Yasal Önalım Hakkını Kullanma Süresi Ne Kadardır? | 2025
Yasal önalım hakkı, paylı mülkiyete konu olan bir taşınmazda paydaşlardan birinin payını üçüncü bir kişiye satması durumunda, diğer paydaşların o payı aynı şartlarla satın alma hakkına sahip olmasını ifade eder. Bu hak, Türk Medeni Kanunu'nda düzenlenmiş olup, paydaşların birlikteliğini koruma amacını taşır.
Ancak yasal önalım hakkının sınırsız bir şekilde kullanılabilmesi, taşınmaz payını satın alan üçüncü kişilerin uzun süre hukuki belirsizlik içinde kalmasına neden olur. Bu nedenle kanun koyucu, hem önalım hakkı sahibinin haklarını hem de payı satın alan kişinin hukuki güvenliğini dengelemek amacıyla belirli süreler öngörmüştür.

Yazılı Talep 1:
Aşağıdaki kayıtlarda "menu-label: Auto Answer" içeren satırdan "cell-default: Yes <box>223 610 276 631</box>" içeren satıra kadar her şeyi, iki uç da dahil olmak üzere, her satır bir dize olacak şekilde JSON listesi olarak verin; boş satırları listeye katmayın.

Verilen Malzemeler:

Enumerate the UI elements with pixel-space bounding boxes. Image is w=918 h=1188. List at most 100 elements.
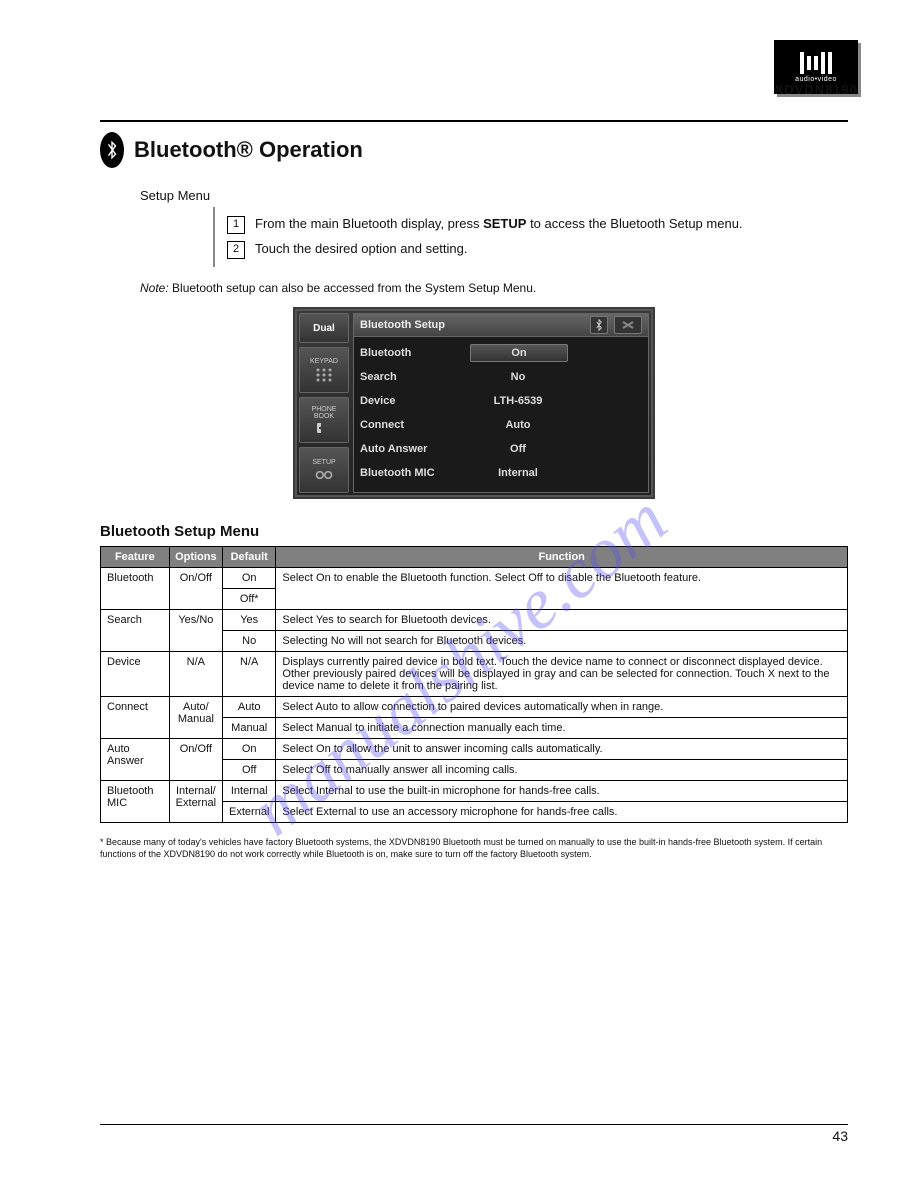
menu-label: Auto Answer <box>360 443 470 455</box>
device-sidebar: Dual KEYPAD PHONE BOOK SETUP <box>299 313 349 493</box>
cell-feature: Search <box>101 610 170 652</box>
cell-default: Yes <box>223 610 276 631</box>
bluetooth-status-icon <box>590 316 608 334</box>
th-options: Options <box>169 547 222 568</box>
cell-default: Off* <box>223 589 276 610</box>
cell-function: Displays currently paired device in bold… <box>276 652 848 697</box>
cell-feature: Bluetooth <box>101 568 170 610</box>
menu-label: Device <box>360 395 470 407</box>
page-footer: 43 <box>100 1124 848 1144</box>
table-row: Device N/A N/A Displays currently paired… <box>101 652 848 697</box>
cell-default: On <box>223 739 276 760</box>
bluetooth-icon <box>100 132 124 168</box>
logo-bars <box>800 52 832 74</box>
cell-options: Yes/No <box>169 610 222 652</box>
settings-menu: Bluetooth On Search No Device LTH-6539 C… <box>354 337 648 492</box>
menu-value-mic[interactable]: Internal <box>470 465 566 481</box>
cell-default: External <box>223 802 276 823</box>
cell-options: Manual <box>176 713 216 725</box>
device-logo-button[interactable]: Dual <box>299 313 349 343</box>
menu-row-connect: Connect Auto <box>360 413 642 437</box>
menu-row-mic: Bluetooth MIC Internal <box>360 461 642 485</box>
close-icon[interactable] <box>614 316 642 334</box>
table-row: Bluetooth MIC Internal/External Internal… <box>101 781 848 802</box>
steps-list: 1 From the main Bluetooth display, press… <box>213 207 848 267</box>
phonebook-button[interactable]: PHONE BOOK <box>299 397 349 443</box>
cell-default: Auto <box>223 697 276 718</box>
note-label: Note: <box>140 281 169 295</box>
cell-function: Select On to allow the unit to answer in… <box>276 739 848 760</box>
screen-title: Bluetooth Setup <box>360 319 445 331</box>
note-text: Bluetooth setup can also be accessed fro… <box>172 281 536 295</box>
menu-row-bluetooth: Bluetooth On <box>360 341 642 365</box>
th-function: Function <box>276 547 848 568</box>
device-screenshot: Dual KEYPAD PHONE BOOK SETUP Bluetooth S… <box>293 307 655 499</box>
device-screen: Bluetooth Setup Bluetooth On Search No D… <box>353 313 649 493</box>
device-titlebar: Bluetooth Setup <box>354 314 648 337</box>
setup-button[interactable]: SETUP <box>299 447 349 493</box>
keypad-icon <box>314 367 334 383</box>
menu-value-device: LTH-6539 <box>470 393 566 409</box>
table-row: Search Yes/No Yes Select Yes to search f… <box>101 610 848 631</box>
th-default: Default <box>223 547 276 568</box>
phonebook-label-line1: PHONE <box>312 406 337 413</box>
menu-label: Connect <box>360 419 470 431</box>
product-name: XDVDN8190 <box>775 82 858 97</box>
cell-feature: Auto Answer <box>101 739 170 781</box>
cell-feature: Connect <box>101 697 170 739</box>
table-header-row: Feature Options Default Function <box>101 547 848 568</box>
table-row: Bluetooth On/Off On Select On to enable … <box>101 568 848 589</box>
cell-feature: Bluetooth MIC <box>101 781 170 823</box>
cell-default: On <box>223 568 276 589</box>
cell-default: Manual <box>223 718 276 739</box>
cell-feature: Device <box>101 652 170 697</box>
phone-icon <box>316 422 332 434</box>
cell-options: Auto/ <box>176 701 216 713</box>
gear-icon <box>314 468 334 482</box>
menu-value-search[interactable]: No <box>470 369 566 385</box>
cell-function: Select Internal to use the built-in micr… <box>276 781 848 802</box>
cell-function: Select Yes to search for Bluetooth devic… <box>276 610 848 631</box>
cell-default: Off <box>223 760 276 781</box>
cell-default: Internal <box>223 781 276 802</box>
menu-value-bluetooth[interactable]: On <box>470 344 568 362</box>
cell-options: Internal/ <box>176 785 216 797</box>
table-row: Auto Answer On/Off On Select On to allow… <box>101 739 848 760</box>
cell-default: No <box>223 631 276 652</box>
cell-function: Select Manual to initiate a connection m… <box>276 718 848 739</box>
menu-value-connect[interactable]: Auto <box>470 417 566 433</box>
step-text: From the main Bluetooth display, press <box>255 216 483 231</box>
th-feature: Feature <box>101 547 170 568</box>
table-heading: Bluetooth Setup Menu <box>100 523 848 540</box>
step-text: to access the Bluetooth Setup menu. <box>530 216 742 231</box>
keypad-label: KEYPAD <box>310 358 338 365</box>
section-heading: Bluetooth® Operation <box>134 137 363 163</box>
setup-label: SETUP <box>312 459 335 466</box>
step-number-box: 1 <box>227 216 245 234</box>
menu-label: Bluetooth <box>360 347 470 359</box>
menu-row-search: Search No <box>360 365 642 389</box>
cell-function: Select External to use an accessory micr… <box>276 802 848 823</box>
phonebook-label-line2: BOOK <box>314 413 334 420</box>
cell-options: External <box>176 797 216 809</box>
step-text: Touch the desired option and setting. <box>255 240 467 259</box>
step-keyword: SETUP <box>483 216 526 231</box>
cell-options: On/Off <box>169 739 222 781</box>
cell-function: Select Off to manually answer all incomi… <box>276 760 848 781</box>
menu-row-device: Device LTH-6539 <box>360 389 642 413</box>
device-logo-text: Dual <box>313 323 335 334</box>
cell-options: On/Off <box>169 568 222 610</box>
menu-label: Bluetooth MIC <box>360 467 470 479</box>
setup-table: Feature Options Default Function Bluetoo… <box>100 546 848 823</box>
step-number-box: 2 <box>227 241 245 259</box>
cell-default: N/A <box>223 652 276 697</box>
divider <box>100 120 848 122</box>
intro-label: Setup Menu <box>140 188 848 203</box>
menu-value-autoanswer[interactable]: Off <box>470 441 566 457</box>
keypad-button[interactable]: KEYPAD <box>299 347 349 393</box>
cell-function: Select On to enable the Bluetooth functi… <box>276 568 848 610</box>
cell-function: Select Auto to allow connection to paire… <box>276 697 848 718</box>
table-row: Connect Auto/Manual Auto Select Auto to … <box>101 697 848 718</box>
menu-label: Search <box>360 371 470 383</box>
menu-row-autoanswer: Auto Answer Off <box>360 437 642 461</box>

Yazılı Talep 2:
Yasal önalım hakkıyla ilgili metinde "Yasal Önalım Hakkını Kullanma" ifadesinden "belirli süreler öngörmüştür." ifadesine kadar olan her şeyi harfi harfine yeniden yazın.

Yanıt 1:
[
  "menu-label: Auto Answer <box>360 443 470 455</box>",
  "device-sidebar: Dual KEYPAD PHONE BOOK SETUP <box>299 313 349 493</box>",
  "cell-feature: Search <box>101 610 170 652</box>",
  "cell-default: Yes <box>223 610 276 631</box>"
]

Yanıt 2:
Yasal Önalım Hakkını Kullanma Süresi Ne Kadardır? | 2025
Yasal önalım hakkı, paylı mülkiyete konu olan bir taşınmazda paydaşlardan birinin payını üçüncü bir kişiye satması durumunda, diğer paydaşların o payı aynı şartlarla satın alma hakkına sahip olmasını ifade eder. Bu hak, Türk Medeni Kanunu'nda düzenlenmiş olup, paydaşların birlikteliğini koruma amacını taşır.
Ancak yasal önalım hakkının sınırsız bir şekilde kullanılabilmesi, taşınmaz payını satın alan üçüncü kişilerin uzun süre hukuki belirsizlik içinde kalmasına neden olur. Bu nedenle kanun koyucu, hem önalım hakkı sahibinin haklarını hem de payı satın alan kişinin hukuki güvenliğini dengelemek amacıyla belirli süreler öngörmüştür.